*** STUDY MATERIAL ***

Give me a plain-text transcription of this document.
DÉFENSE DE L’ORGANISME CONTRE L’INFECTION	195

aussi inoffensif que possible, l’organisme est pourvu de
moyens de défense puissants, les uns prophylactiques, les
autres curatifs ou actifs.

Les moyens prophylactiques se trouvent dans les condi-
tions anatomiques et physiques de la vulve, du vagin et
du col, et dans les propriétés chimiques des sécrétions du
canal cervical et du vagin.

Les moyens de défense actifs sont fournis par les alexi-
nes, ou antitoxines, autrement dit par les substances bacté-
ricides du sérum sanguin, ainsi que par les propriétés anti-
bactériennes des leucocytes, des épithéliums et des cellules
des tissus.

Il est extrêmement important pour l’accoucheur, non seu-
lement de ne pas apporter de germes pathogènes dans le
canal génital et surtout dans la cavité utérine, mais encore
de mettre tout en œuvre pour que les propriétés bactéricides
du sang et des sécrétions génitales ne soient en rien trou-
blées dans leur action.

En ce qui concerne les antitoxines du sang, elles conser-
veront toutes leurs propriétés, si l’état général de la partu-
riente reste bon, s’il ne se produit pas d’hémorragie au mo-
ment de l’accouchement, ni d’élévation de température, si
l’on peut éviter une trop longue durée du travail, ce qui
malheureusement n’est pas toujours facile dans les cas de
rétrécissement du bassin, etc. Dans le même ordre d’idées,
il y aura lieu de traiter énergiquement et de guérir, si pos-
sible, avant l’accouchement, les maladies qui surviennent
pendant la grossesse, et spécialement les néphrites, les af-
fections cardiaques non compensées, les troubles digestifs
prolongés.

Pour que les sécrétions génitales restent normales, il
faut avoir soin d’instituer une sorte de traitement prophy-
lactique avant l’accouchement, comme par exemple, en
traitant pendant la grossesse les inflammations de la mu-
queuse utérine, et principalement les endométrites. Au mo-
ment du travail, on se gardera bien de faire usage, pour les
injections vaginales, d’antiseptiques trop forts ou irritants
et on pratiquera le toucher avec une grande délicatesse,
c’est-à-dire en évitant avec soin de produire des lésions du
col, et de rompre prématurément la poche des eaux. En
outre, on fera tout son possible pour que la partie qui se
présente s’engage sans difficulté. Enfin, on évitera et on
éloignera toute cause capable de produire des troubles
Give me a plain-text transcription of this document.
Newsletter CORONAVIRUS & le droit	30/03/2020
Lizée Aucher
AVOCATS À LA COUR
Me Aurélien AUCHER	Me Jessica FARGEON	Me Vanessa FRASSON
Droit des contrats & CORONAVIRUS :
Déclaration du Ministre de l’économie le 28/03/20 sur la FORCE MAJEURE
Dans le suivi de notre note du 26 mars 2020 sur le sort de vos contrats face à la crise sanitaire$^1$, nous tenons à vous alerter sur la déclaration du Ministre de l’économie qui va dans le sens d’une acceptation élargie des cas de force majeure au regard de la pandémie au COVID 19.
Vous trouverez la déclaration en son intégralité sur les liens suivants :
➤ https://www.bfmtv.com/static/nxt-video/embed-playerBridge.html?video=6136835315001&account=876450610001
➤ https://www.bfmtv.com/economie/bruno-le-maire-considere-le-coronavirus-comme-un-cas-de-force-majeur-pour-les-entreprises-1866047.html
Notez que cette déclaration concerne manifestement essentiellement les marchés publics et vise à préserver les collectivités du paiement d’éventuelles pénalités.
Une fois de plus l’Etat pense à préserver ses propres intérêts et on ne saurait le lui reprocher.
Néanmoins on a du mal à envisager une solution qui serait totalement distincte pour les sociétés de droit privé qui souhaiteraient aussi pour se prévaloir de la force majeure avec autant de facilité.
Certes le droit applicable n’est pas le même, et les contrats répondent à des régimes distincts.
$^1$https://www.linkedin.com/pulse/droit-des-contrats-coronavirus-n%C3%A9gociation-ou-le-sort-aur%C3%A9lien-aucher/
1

*** End of STUDY MATERIAL ***

* BRIEF:
In full and exactly, transcribe the material above.

* YOUR SOLUTION:
Give me a plain-text transcription of this document.
DÉFENSE DE L’ORGANISME CONTRE L’INFECTION	195

aussi inoffensif que possible, l’organisme est pourvu de
moyens de défense puissants, les uns prophylactiques, les
autres curatifs ou actifs.

Les moyens prophylactiques se trouvent dans les condi-
tions anatomiques et physiques de la vulve, du vagin et
du col, et dans les propriétés chimiques des sécrétions du
canal cervical et du vagin.

Les moyens de défense actifs sont fournis par les alexi-
nes, ou antitoxines, autrement dit par les substances bacté-
ricides du sérum sanguin, ainsi que par les propriétés anti-
bactériennes des leucocytes, des épithéliums et des cellules
des tissus.

Il est extrêmement important pour l’accoucheur, non seu-
lement de ne pas apporter de germes pathogènes dans le
canal génital et surtout dans la cavité utérine, mais encore
de mettre tout en œuvre pour que les propriétés bactéricides
du sang et des sécrétions génitales ne soient en rien trou-
blées dans leur action.

En ce qui concerne les antitoxines du sang, elles conser-
veront toutes leurs propriétés, si l’état général de la partu-
riente reste bon, s’il ne se produit pas d’hémorragie au mo-
ment de l’accouchement, ni d’élévation de température, si
l’on peut éviter une trop longue durée du travail, ce qui
malheureusement n’est pas toujours facile dans les cas de
rétrécissement du bassin, etc. Dans le même ordre d’idées,
il y aura lieu de traiter énergiquement et de guérir, si pos-
sible, avant l’accouchement, les maladies qui surviennent
pendant la grossesse, et spécialement les néphrites, les af-
fections cardiaques non compensées, les troubles digestifs
prolongés.

Pour que les sécrétions génitales restent normales, il
faut avoir soin d’instituer une sorte de traitement prophy-
lactique avant l’accouchement, comme par exemple, en
traitant pendant la grossesse les inflammations de la mu-
queuse utérine, et principalement les endométrites. Au mo-
ment du travail, on se gardera bien de faire usage, pour les
injections vaginales, d’antiseptiques trop forts ou irritants
et on pratiquera le toucher avec une grande délicatesse,
c’est-à-dire en évitant avec soin de produire des lésions du
col, et de rompre prématurément la poche des eaux. En
outre, on fera tout son possible pour que la partie qui se
présente s’engage sans difficulté. Enfin, on évitera et on
éloignera toute cause capable de produire des troubles
Give me a plain-text transcription of this document.
Newsletter CORONAVIRUS & le droit	30/03/2020
Lizée Aucher
AVOCATS À LA COUR
Me Aurélien AUCHER	Me Jessica FARGEON	Me Vanessa FRASSON
Droit des contrats & CORONAVIRUS :
Déclaration du Ministre de l’économie le 28/03/20 sur la FORCE MAJEURE
Dans le suivi de notre note du 26 mars 2020 sur le sort de vos contrats face à la crise sanitaire$^1$, nous tenons à vous alerter sur la déclaration du Ministre de l’économie qui va dans le sens d’une acceptation élargie des cas de force majeure au regard de la pandémie au COVID 19.
Vous trouverez la déclaration en son intégralité sur les liens suivants :
➤ https://www.bfmtv.com/static/nxt-video/embed-playerBridge.html?video=6136835315001&account=876450610001
➤ https://www.bfmtv.com/economie/bruno-le-maire-considere-le-coronavirus-comme-un-cas-de-force-majeur-pour-les-entreprises-1866047.html
Notez que cette déclaration concerne manifestement essentiellement les marchés publics et vise à préserver les collectivités du paiement d’éventuelles pénalités.
Une fois de plus l’Etat pense à préserver ses propres intérêts et on ne saurait le lui reprocher.
Néanmoins on a du mal à envisager une solution qui serait totalement distincte pour les sociétés de droit privé qui souhaiteraient aussi pour se prévaloir de la force majeure avec autant de facilité.
Certes le droit applicable n’est pas le même, et les contrats répondent à des régimes distincts.
$^1$https://www.linkedin.com/pulse/droit-des-contrats-coronavirus-n%C3%A9gociation-ou-le-sort-aur%C3%A9lien-aucher/
1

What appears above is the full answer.